Written instruction: State only the number of lines that include "were".

(Stored records)
▬▬▬

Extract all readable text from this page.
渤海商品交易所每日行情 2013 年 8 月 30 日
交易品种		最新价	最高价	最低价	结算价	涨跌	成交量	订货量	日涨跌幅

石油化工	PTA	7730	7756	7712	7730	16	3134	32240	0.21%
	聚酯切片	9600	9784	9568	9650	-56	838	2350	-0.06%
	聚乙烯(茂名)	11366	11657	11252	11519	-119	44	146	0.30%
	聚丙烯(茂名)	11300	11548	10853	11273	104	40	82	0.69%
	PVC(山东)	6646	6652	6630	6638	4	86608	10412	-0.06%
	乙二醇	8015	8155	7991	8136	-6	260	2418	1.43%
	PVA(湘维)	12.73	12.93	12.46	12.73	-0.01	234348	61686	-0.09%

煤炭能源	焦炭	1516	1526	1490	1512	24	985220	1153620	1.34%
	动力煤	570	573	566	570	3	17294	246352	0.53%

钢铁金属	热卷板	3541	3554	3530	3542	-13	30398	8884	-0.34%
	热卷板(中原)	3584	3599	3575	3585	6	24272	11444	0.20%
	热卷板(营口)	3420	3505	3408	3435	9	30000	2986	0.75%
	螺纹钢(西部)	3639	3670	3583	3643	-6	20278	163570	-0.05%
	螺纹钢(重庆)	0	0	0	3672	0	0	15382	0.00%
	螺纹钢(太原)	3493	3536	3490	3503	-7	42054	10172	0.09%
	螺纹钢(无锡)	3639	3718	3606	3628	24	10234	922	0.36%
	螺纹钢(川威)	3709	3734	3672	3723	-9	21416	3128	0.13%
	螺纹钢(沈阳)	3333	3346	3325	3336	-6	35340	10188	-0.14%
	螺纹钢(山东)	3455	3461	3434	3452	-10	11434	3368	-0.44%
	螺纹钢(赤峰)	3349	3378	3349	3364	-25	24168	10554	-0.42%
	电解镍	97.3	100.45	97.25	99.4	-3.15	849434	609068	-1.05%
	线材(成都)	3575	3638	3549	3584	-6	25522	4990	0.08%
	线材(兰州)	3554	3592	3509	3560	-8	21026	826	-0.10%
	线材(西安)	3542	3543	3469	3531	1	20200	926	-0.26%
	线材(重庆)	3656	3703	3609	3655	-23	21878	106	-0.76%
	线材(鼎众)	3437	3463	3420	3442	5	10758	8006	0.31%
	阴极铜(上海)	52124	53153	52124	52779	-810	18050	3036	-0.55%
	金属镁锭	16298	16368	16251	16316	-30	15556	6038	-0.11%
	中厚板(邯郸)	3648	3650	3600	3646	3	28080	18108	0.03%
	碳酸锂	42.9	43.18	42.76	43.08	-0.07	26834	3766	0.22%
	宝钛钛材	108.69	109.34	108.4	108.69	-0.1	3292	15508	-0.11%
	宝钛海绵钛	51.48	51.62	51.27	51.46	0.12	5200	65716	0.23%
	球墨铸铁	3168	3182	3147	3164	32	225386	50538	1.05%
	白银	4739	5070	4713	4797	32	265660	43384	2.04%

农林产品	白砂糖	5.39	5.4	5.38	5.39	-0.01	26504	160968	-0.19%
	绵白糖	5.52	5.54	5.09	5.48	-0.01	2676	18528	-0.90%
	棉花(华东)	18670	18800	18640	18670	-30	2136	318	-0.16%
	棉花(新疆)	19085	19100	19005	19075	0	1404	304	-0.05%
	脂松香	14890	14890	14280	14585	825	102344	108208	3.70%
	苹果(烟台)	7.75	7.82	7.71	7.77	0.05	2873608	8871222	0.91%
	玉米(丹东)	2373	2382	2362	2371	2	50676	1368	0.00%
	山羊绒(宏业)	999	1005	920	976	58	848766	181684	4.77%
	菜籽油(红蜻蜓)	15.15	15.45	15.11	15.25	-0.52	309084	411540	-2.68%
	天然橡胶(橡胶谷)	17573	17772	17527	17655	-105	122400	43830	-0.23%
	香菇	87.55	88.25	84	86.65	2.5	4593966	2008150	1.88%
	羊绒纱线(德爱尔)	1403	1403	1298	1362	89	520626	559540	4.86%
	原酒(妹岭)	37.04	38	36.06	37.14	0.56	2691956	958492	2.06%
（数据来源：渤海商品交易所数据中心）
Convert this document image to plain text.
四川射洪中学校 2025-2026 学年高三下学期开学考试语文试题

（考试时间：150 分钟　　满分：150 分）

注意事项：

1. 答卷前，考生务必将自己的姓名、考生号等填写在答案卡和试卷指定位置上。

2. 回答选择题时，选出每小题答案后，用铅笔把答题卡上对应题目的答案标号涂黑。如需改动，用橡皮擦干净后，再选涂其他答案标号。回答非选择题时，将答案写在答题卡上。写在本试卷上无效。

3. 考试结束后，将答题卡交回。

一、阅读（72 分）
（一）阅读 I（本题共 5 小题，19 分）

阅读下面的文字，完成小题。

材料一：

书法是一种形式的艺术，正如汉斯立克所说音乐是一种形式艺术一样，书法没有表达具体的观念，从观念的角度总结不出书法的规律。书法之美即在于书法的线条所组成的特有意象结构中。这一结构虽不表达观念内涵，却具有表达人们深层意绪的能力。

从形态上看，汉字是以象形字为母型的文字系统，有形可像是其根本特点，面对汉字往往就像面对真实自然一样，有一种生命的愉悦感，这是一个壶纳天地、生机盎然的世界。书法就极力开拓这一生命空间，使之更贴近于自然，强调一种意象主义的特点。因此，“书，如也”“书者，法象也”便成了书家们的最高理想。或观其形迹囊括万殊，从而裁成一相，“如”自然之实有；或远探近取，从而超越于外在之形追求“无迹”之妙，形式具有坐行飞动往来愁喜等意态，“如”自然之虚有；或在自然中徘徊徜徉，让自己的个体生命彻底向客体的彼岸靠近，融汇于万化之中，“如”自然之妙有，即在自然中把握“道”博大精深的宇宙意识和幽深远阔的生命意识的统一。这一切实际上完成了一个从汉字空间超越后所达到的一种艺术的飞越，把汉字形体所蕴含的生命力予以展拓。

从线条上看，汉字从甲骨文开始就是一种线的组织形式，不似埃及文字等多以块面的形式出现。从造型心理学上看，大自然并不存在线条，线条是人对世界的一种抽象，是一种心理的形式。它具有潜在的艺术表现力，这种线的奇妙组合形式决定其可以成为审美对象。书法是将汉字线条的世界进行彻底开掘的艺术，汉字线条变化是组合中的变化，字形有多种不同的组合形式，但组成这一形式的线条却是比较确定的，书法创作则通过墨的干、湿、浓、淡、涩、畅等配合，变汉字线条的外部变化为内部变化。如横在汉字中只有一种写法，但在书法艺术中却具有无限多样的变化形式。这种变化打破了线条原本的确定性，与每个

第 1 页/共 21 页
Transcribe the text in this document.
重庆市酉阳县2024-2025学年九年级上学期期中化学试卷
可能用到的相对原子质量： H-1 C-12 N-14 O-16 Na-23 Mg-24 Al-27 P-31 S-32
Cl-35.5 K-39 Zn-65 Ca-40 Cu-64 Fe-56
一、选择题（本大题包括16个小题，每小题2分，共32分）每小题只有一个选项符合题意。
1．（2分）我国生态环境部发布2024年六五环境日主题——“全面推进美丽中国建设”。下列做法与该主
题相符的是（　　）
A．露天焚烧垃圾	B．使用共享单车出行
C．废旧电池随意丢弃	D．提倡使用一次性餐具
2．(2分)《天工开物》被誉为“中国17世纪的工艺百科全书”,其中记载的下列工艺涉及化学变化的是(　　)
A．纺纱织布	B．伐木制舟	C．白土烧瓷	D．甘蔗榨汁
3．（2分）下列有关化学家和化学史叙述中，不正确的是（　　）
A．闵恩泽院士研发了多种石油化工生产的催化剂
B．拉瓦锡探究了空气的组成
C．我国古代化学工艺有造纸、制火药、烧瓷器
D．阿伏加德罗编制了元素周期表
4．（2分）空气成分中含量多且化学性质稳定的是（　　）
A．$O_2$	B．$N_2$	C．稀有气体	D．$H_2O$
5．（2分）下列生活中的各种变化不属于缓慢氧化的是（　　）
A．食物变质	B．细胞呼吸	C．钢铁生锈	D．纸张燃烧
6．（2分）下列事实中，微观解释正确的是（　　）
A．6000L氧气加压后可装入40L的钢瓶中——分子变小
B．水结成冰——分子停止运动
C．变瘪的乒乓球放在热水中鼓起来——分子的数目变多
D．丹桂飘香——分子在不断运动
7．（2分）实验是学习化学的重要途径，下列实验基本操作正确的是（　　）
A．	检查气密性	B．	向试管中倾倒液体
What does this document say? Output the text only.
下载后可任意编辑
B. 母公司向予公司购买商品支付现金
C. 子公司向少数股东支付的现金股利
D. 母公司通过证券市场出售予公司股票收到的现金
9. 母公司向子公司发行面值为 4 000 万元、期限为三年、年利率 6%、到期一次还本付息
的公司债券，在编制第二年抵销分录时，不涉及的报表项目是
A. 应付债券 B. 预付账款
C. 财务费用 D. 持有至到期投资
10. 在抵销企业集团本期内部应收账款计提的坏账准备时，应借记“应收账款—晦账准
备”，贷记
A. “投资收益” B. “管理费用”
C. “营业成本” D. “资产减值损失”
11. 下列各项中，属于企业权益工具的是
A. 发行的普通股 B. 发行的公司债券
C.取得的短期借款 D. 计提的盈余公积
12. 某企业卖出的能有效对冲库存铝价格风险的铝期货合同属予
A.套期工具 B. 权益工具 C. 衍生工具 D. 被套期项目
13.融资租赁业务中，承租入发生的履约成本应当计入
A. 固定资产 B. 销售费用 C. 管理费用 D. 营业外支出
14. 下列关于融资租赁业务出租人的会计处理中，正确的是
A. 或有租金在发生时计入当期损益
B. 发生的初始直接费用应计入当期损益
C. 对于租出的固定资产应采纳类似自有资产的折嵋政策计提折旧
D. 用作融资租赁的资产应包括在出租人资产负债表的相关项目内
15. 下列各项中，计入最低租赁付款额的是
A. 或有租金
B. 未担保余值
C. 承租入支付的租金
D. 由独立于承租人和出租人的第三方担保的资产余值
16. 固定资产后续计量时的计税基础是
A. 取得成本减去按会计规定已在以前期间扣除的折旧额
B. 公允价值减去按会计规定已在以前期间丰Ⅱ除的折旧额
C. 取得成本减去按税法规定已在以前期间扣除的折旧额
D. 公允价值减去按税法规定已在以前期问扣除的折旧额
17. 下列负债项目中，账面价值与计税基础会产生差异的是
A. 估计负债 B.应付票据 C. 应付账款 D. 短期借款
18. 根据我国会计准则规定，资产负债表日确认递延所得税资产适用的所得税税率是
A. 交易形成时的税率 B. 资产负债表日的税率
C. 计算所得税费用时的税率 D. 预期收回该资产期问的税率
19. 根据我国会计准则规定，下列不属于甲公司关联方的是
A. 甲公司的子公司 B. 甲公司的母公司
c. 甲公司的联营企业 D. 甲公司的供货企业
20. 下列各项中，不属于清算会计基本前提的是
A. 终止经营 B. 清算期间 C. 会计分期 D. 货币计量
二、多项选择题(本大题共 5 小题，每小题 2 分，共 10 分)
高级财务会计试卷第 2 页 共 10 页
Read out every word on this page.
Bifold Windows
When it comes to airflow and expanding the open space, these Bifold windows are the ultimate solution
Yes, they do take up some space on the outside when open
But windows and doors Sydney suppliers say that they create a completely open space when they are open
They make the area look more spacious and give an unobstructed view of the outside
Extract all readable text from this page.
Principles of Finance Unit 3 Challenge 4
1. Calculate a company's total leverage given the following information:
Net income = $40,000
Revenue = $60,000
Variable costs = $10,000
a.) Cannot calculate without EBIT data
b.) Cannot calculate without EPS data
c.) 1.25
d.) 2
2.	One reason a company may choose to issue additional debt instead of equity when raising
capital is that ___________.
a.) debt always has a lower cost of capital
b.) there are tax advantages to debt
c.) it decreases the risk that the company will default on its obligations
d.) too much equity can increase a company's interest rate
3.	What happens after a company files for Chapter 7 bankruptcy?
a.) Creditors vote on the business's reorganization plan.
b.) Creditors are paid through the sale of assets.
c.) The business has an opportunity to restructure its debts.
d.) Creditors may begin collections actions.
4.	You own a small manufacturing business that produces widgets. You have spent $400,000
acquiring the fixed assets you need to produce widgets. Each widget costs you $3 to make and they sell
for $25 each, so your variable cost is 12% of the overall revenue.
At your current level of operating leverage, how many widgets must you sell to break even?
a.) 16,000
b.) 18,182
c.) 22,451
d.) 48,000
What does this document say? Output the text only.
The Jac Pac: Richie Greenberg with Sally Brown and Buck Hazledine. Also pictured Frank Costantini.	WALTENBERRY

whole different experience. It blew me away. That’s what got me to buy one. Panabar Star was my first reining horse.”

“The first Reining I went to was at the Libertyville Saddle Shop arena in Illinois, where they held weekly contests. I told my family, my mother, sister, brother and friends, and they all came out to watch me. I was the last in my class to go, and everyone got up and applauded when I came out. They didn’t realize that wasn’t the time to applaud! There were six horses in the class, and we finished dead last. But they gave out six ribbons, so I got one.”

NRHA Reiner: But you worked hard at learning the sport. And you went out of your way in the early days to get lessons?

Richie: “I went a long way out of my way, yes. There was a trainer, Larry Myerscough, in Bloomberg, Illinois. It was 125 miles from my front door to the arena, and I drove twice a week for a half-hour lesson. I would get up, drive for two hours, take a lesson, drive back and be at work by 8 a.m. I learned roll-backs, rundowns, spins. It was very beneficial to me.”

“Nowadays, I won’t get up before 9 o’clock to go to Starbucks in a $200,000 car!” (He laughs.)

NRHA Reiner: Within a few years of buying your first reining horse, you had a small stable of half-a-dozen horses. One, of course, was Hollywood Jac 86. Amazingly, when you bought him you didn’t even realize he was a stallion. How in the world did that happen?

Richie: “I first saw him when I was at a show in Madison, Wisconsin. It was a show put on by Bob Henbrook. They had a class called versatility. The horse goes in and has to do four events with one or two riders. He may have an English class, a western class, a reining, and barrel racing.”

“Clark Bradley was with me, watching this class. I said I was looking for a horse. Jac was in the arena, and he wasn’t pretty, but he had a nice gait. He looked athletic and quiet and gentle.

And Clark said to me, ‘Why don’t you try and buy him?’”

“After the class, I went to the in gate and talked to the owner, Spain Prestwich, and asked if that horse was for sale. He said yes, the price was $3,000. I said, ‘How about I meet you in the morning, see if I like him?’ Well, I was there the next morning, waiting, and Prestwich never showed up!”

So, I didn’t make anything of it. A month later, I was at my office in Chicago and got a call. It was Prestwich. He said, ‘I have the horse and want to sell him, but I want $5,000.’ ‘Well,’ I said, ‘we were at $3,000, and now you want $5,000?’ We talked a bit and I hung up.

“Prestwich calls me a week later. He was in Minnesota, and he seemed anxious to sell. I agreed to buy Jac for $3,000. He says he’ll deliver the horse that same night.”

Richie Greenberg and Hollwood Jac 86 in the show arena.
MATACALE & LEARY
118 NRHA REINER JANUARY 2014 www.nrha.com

▬▬▬

Solution below: 2